_Task objective:_ Reproduce without alteration the records from the line containing "Identify all the" up to and including the line containing "watermark-logo-icon — [344, 1007, 384, 1043]".

_Source data:_
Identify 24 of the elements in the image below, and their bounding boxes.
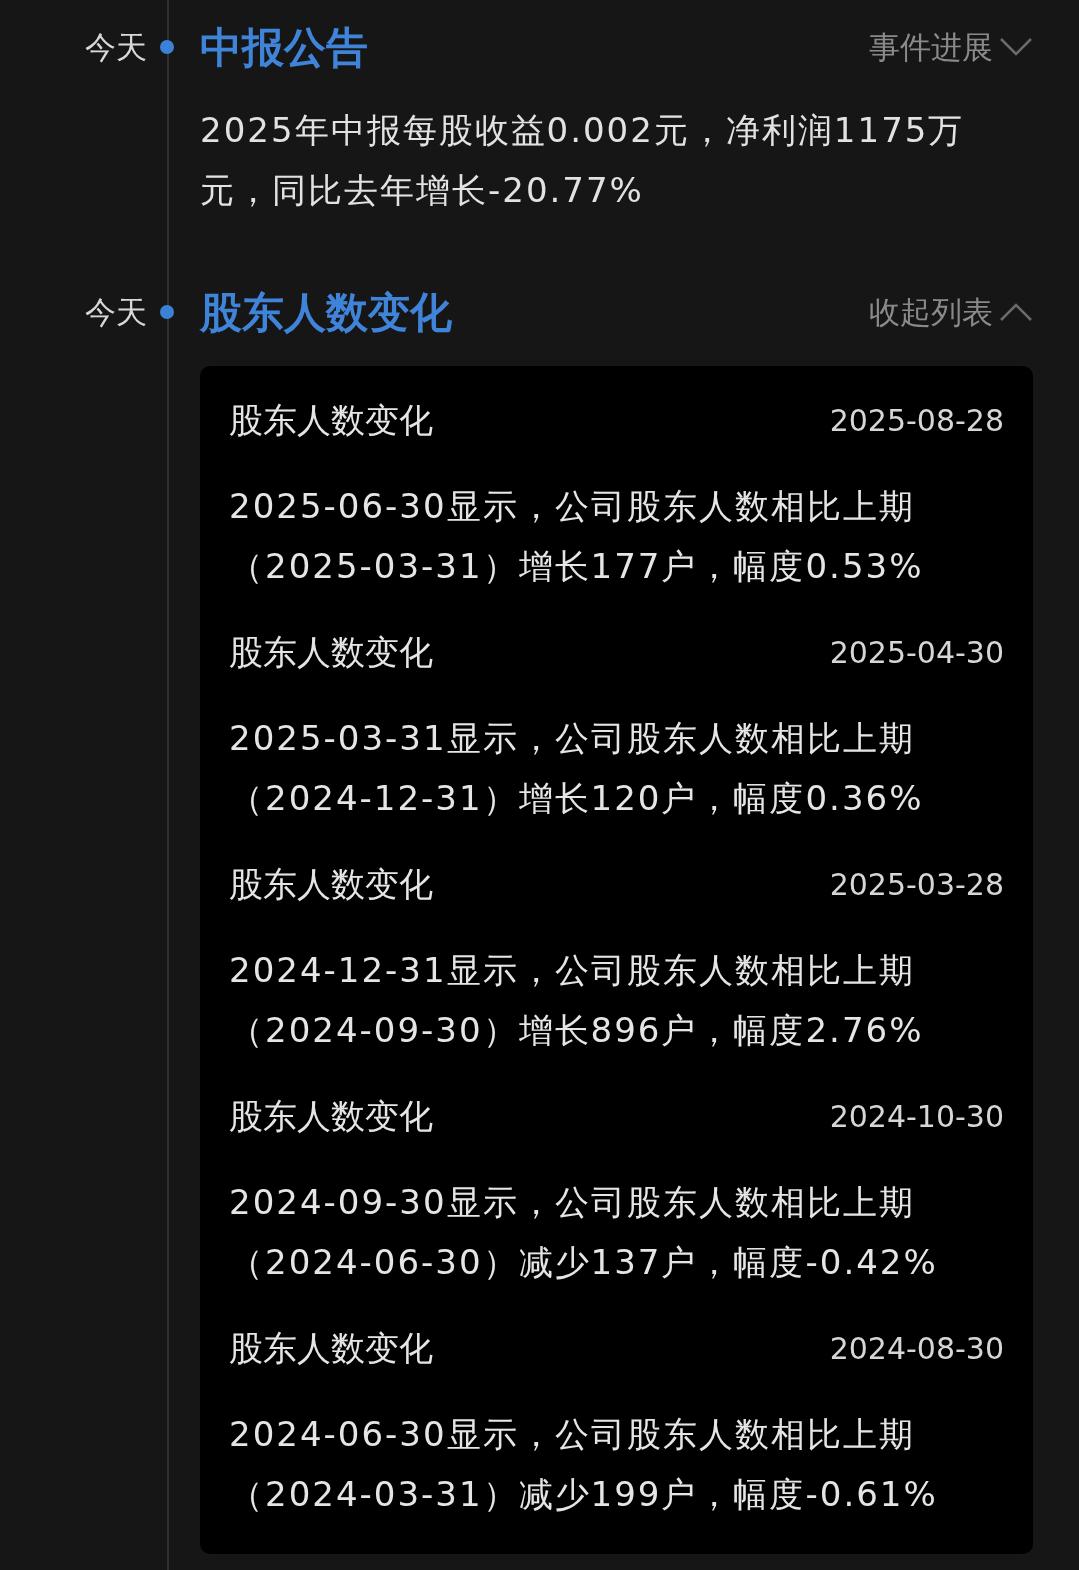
---
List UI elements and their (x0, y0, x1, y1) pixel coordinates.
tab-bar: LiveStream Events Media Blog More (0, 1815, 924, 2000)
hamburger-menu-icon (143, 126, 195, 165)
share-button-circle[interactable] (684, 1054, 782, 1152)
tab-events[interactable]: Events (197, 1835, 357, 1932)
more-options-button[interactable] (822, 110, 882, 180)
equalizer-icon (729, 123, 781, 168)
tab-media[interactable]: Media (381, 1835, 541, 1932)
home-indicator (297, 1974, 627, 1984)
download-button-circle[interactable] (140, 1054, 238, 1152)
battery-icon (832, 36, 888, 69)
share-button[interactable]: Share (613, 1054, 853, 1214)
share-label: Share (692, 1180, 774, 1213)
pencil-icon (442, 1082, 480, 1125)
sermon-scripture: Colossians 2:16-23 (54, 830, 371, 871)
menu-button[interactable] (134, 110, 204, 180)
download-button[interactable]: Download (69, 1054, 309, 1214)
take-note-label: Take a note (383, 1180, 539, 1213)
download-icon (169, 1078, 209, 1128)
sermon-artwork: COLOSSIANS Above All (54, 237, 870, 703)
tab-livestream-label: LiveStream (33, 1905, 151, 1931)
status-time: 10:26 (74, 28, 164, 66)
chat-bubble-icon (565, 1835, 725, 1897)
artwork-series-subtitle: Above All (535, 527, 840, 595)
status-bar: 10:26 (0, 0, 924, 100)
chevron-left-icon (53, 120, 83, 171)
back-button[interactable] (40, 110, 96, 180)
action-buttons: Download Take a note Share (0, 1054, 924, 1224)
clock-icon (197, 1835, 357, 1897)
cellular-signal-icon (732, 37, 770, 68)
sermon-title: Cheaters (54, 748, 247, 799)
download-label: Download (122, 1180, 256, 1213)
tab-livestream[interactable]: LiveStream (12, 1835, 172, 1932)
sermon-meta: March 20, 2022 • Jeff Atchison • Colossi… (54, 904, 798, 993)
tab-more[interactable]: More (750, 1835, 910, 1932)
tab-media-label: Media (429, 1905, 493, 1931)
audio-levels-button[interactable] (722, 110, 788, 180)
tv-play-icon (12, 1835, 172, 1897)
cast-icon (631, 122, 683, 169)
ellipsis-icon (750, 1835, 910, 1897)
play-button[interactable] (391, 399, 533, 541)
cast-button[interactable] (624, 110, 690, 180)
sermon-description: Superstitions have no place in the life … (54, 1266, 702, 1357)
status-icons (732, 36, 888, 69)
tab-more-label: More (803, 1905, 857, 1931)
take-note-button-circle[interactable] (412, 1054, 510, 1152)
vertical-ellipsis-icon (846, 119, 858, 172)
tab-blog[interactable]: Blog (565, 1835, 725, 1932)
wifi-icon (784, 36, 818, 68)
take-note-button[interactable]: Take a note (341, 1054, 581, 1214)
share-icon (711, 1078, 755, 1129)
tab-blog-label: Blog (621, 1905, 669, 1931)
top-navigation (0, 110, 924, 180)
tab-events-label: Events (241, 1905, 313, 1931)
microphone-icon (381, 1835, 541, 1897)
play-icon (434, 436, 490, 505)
==
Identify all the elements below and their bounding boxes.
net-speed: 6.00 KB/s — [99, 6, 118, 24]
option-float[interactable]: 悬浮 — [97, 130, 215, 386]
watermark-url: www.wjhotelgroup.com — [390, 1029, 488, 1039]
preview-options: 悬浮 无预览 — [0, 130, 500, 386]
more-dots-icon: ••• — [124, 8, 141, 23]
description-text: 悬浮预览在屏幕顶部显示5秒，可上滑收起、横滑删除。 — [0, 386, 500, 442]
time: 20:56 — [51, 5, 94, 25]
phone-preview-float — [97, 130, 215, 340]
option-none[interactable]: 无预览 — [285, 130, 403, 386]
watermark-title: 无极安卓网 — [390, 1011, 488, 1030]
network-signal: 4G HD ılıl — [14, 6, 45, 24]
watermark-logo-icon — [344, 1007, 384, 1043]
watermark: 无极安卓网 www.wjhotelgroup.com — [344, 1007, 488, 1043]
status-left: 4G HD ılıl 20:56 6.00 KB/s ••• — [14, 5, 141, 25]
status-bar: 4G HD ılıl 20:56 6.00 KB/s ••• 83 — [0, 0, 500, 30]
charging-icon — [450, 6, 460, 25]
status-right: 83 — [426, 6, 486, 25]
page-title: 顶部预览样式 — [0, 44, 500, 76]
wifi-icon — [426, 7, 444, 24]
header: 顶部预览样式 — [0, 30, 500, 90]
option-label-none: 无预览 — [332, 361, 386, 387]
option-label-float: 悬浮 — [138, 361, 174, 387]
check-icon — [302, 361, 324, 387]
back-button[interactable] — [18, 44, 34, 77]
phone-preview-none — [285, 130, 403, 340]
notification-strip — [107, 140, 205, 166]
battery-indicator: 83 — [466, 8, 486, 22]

_Output:_
Identify all the elements below and their bounding boxes.
net-speed: 6.00 KB/s — [99, 6, 118, 24]
option-float[interactable]: 悬浮 — [97, 130, 215, 386]
watermark-url: www.wjhotelgroup.com — [390, 1029, 488, 1039]
preview-options: 悬浮 无预览 — [0, 130, 500, 386]
more-dots-icon: ••• — [124, 8, 141, 23]
description-text: 悬浮预览在屏幕顶部显示5秒，可上滑收起、横滑删除。 — [0, 386, 500, 442]
time: 20:56 — [51, 5, 94, 25]
phone-preview-float — [97, 130, 215, 340]
option-none[interactable]: 无预览 — [285, 130, 403, 386]
watermark-title: 无极安卓网 — [390, 1011, 488, 1030]
network-signal: 4G HD ılıl — [14, 6, 45, 24]
watermark-logo-icon — [344, 1007, 384, 1043]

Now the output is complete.